### Exercise instructions
Please pull out every line that includes the string "shown".

### Saved entries
.....
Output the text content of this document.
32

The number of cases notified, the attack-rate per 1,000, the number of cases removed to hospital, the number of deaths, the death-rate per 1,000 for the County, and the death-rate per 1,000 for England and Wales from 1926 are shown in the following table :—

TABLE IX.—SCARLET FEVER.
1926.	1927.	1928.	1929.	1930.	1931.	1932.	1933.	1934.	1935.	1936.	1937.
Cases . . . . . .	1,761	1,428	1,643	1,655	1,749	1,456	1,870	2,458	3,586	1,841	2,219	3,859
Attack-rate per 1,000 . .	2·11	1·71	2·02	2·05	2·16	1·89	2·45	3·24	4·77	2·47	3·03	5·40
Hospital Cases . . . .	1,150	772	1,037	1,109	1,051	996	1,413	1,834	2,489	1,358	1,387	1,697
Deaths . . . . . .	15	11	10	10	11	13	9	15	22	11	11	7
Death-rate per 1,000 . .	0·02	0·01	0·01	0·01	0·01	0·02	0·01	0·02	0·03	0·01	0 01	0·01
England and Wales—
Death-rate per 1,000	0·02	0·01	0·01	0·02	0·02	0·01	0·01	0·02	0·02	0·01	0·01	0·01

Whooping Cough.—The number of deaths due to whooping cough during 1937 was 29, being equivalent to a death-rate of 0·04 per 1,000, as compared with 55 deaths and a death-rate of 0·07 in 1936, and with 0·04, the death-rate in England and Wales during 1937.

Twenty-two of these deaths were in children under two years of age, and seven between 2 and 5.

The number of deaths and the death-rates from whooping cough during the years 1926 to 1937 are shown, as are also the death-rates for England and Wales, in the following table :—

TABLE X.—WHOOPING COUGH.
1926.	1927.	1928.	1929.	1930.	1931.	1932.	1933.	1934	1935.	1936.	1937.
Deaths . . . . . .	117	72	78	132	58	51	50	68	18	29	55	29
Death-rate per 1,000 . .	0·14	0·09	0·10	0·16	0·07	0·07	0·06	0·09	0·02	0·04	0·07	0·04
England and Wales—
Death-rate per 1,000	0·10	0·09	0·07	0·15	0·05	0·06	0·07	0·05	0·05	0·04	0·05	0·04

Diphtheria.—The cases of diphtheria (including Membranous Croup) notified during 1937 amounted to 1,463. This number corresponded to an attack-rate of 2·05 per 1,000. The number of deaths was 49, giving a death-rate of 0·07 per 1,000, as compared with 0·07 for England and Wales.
.....
### Right answer
The number of cases notified, the attack-rate per 1,000, the number of cases removed to hospital, the number of deaths, the death-rate per 1,000 for the County, and the death-rate per 1,000 for England and Wales from 1926 are shown in the following table :—
The number of deaths and the death-rates from whooping cough during the years 1926 to 1937 are shown, as are also the death-rates for England and Wales, in the following table :—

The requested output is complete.